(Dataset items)
· · · ·
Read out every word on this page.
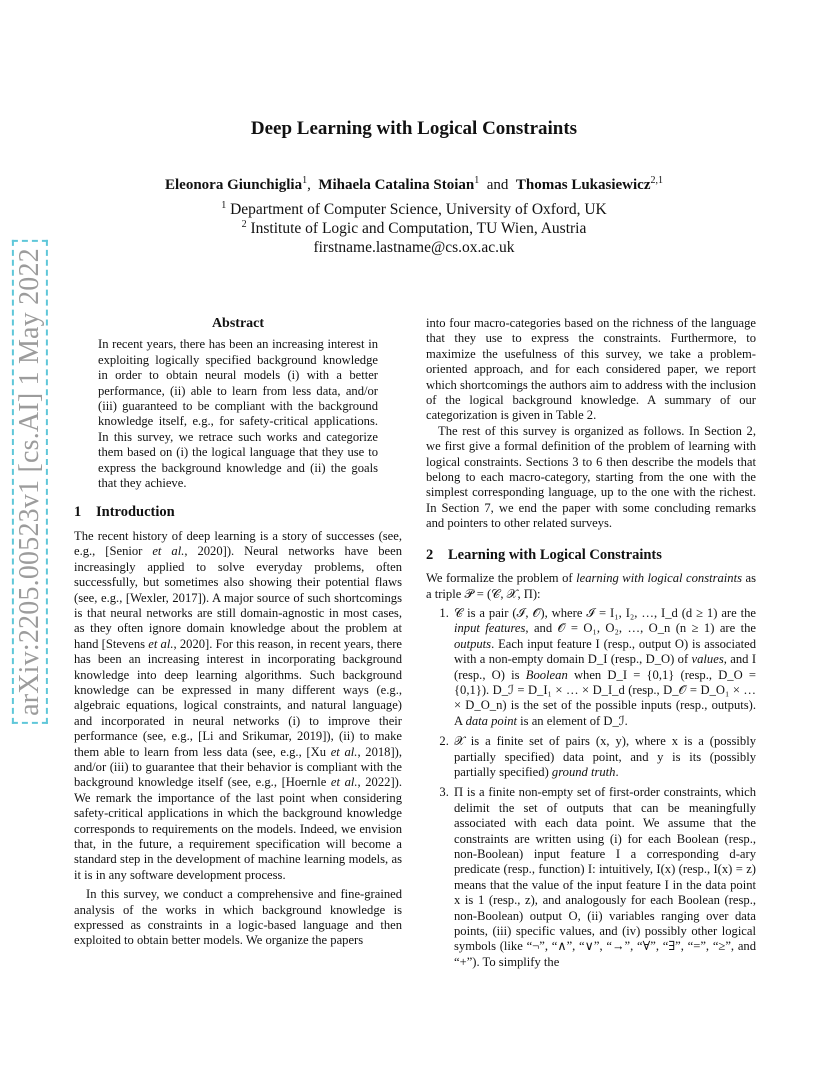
arXiv:2205.00523v1 [cs.AI] 1 May 2022
Deep Learning with Logical Constraints
Eleonora Giunchiglia$^1$,  Mihaela Catalina Stoian$^1$ and Thomas Lukasiewicz$^{2,1}$
$^1$ Department of Computer Science, University of Oxford, UK
$^2$ Institute of Logic and Computation, TU Wien, Austria
firstname.lastname@cs.ox.ac.uk
Abstract

In recent years, there has been an increasing interest in exploiting logically specified background knowledge in order to obtain neural models (i) with a better performance, (ii) able to learn from less data, and/or (iii) guaranteed to be compliant with the background knowledge itself, e.g., for safety-critical applications. In this survey, we retrace such works and categorize them based on (i) the logical language that they use to express the background knowledge and (ii) the goals that they achieve.

1 Introduction

The recent history of deep learning is a story of successes (see, e.g., [Senior et al., 2020]). Neural networks have been increasingly applied to solve everyday problems, often successfully, but sometimes also showing their potential flaws (see, e.g., [Wexler, 2017]). A major source of such shortcomings is that neural networks are still domain-agnostic in most cases, as they often ignore domain knowledge about the problem at hand [Stevens et al., 2020]. For this reason, in recent years, there has been an increasing interest in incorporating background knowledge into deep learning algorithms. Such background knowledge can be expressed in many different ways (e.g., algebraic equations, logical constraints, and natural language) and incorporated in neural networks (i) to improve their performance (see, e.g., [Li and Srikumar, 2019]), (ii) to make them able to learn from less data (see, e.g., [Xu et al., 2018]), and/or (iii) to guarantee that their behavior is compliant with the background knowledge itself (see, e.g., [Hoernle et al., 2022]). We remark the importance of the last point when considering safety-critical applications in which the background knowledge corresponds to requirements on the models. Indeed, we envision that, in the future, a requirement specification will become a standard step in the development of machine learning models, as it is in any software development process.

In this survey, we conduct a comprehensive and fine-grained analysis of the works in which background knowledge is expressed as constraints in a logic-based language and then exploited to obtain better models. We organize the papers

into four macro-categories based on the richness of the language that they use to express the constraints. Furthermore, to maximize the usefulness of this survey, we take a problem-oriented approach, and for each considered paper, we report which shortcomings the authors aim to address with the inclusion of the logical background knowledge. A summary of our categorization is given in Table 2.

The rest of this survey is organized as follows. In Section 2, we first give a formal definition of the problem of learning with logical constraints. Sections 3 to 6 then describe the models that belong to each macro-category, starting from the one with the simplest corresponding language, up to the one with the richest. In Section 7, we end the paper with some concluding remarks and pointers to other related surveys.

2 Learning with Logical Constraints

We formalize the problem of learning with logical constraints as a triple 𝒫 = (𝒞, 𝒳, Π):

1. 𝒞 is a pair (ℐ, 𝒪), where ℐ = I₁, I₂, …, I_d (d ≥ 1) are the input features, and 𝒪 = O₁, O₂, …, O_n (n ≥ 1) are the outputs. Each input feature I (resp., output O) is associated with a non-empty domain D_I (resp., D_O) of values, and I (resp., O) is Boolean when D_I = {0,1} (resp., D_O = {0,1}). D_ℐ = D_I₁ × … × D_I_d (resp., D_𝒪 = D_O₁ × … × D_O_n) is the set of the possible inputs (resp., outputs). A data point is an element of D_ℐ.
2. 𝒳 is a finite set of pairs (x, y), where x is a (possibly partially specified) data point, and y is its (possibly partially specified) ground truth.
3. Π is a finite non-empty set of first-order constraints, which delimit the set of outputs that can be meaningfully associated with each data point. We assume that the constraints are written using (i) for each Boolean (resp., non-Boolean) input feature I a corresponding d-ary predicate (resp., function) I: intuitively, I(x) (resp., I(x) = z) means that the value of the input feature I in the data point x is 1 (resp., z), and analogously for each Boolean (resp., non-Boolean) output O, (ii) variables ranging over data points, (iii) specific values, and (iv) possibly other logical symbols (like “¬”, “∧”, “∨”, “→”, “∀”, “∃”, “=”, “≥”, and “+”). To simplify the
· · · ·
* The exercise:
Output an exact copy of the material, with the pictures removed.

* Written answer:
Read out every word on this page.
arXiv:2205.00523v1 [cs.AI] 1 May 2022
Deep Learning with Logical Constraints
Eleonora Giunchiglia$^1$,  Mihaela Catalina Stoian$^1$ and Thomas Lukasiewicz$^{2,1}$
$^1$ Department of Computer Science, University of Oxford, UK
$^2$ Institute of Logic and Computation, TU Wien, Austria
firstname.lastname@cs.ox.ac.uk
Abstract

In recent years, there has been an increasing interest in exploiting logically specified background knowledge in order to obtain neural models (i) with a better performance, (ii) able to learn from less data, and/or (iii) guaranteed to be compliant with the background knowledge itself, e.g., for safety-critical applications. In this survey, we retrace such works and categorize them based on (i) the logical language that they use to express the background knowledge and (ii) the goals that they achieve.

1 Introduction

The recent history of deep learning is a story of successes (see, e.g., [Senior et al., 2020]). Neural networks have been increasingly applied to solve everyday problems, often successfully, but sometimes also showing their potential flaws (see, e.g., [Wexler, 2017]). A major source of such shortcomings is that neural networks are still domain-agnostic in most cases, as they often ignore domain knowledge about the problem at hand [Stevens et al., 2020]. For this reason, in recent years, there has been an increasing interest in incorporating background knowledge into deep learning algorithms. Such background knowledge can be expressed in many different ways (e.g., algebraic equations, logical constraints, and natural language) and incorporated in neural networks (i) to improve their performance (see, e.g., [Li and Srikumar, 2019]), (ii) to make them able to learn from less data (see, e.g., [Xu et al., 2018]), and/or (iii) to guarantee that their behavior is compliant with the background knowledge itself (see, e.g., [Hoernle et al., 2022]). We remark the importance of the last point when considering safety-critical applications in which the background knowledge corresponds to requirements on the models. Indeed, we envision that, in the future, a requirement specification will become a standard step in the development of machine learning models, as it is in any software development process.

In this survey, we conduct a comprehensive and fine-grained analysis of the works in which background knowledge is expressed as constraints in a logic-based language and then exploited to obtain better models. We organize the papers

into four macro-categories based on the richness of the language that they use to express the constraints. Furthermore, to maximize the usefulness of this survey, we take a problem-oriented approach, and for each considered paper, we report which shortcomings the authors aim to address with the inclusion of the logical background knowledge. A summary of our categorization is given in Table 2.

The rest of this survey is organized as follows. In Section 2, we first give a formal definition of the problem of learning with logical constraints. Sections 3 to 6 then describe the models that belong to each macro-category, starting from the one with the simplest corresponding language, up to the one with the richest. In Section 7, we end the paper with some concluding remarks and pointers to other related surveys.

2 Learning with Logical Constraints

We formalize the problem of learning with logical constraints as a triple 𝒫 = (𝒞, 𝒳, Π):

1. 𝒞 is a pair (ℐ, 𝒪), where ℐ = I₁, I₂, …, I_d (d ≥ 1) are the input features, and 𝒪 = O₁, O₂, …, O_n (n ≥ 1) are the outputs. Each input feature I (resp., output O) is associated with a non-empty domain D_I (resp., D_O) of values, and I (resp., O) is Boolean when D_I = {0,1} (resp., D_O = {0,1}). D_ℐ = D_I₁ × … × D_I_d (resp., D_𝒪 = D_O₁ × … × D_O_n) is the set of the possible inputs (resp., outputs). A data point is an element of D_ℐ.
2. 𝒳 is a finite set of pairs (x, y), where x is a (possibly partially specified) data point, and y is its (possibly partially specified) ground truth.
3. Π is a finite non-empty set of first-order constraints, which delimit the set of outputs that can be meaningfully associated with each data point. We assume that the constraints are written using (i) for each Boolean (resp., non-Boolean) input feature I a corresponding d-ary predicate (resp., function) I: intuitively, I(x) (resp., I(x) = z) means that the value of the input feature I in the data point x is 1 (resp., z), and analogously for each Boolean (resp., non-Boolean) output O, (ii) variables ranging over data points, (iii) specific values, and (iv) possibly other logical symbols (like “¬”, “∧”, “∨”, “→”, “∀”, “∃”, “=”, “≥”, and “+”). To simplify the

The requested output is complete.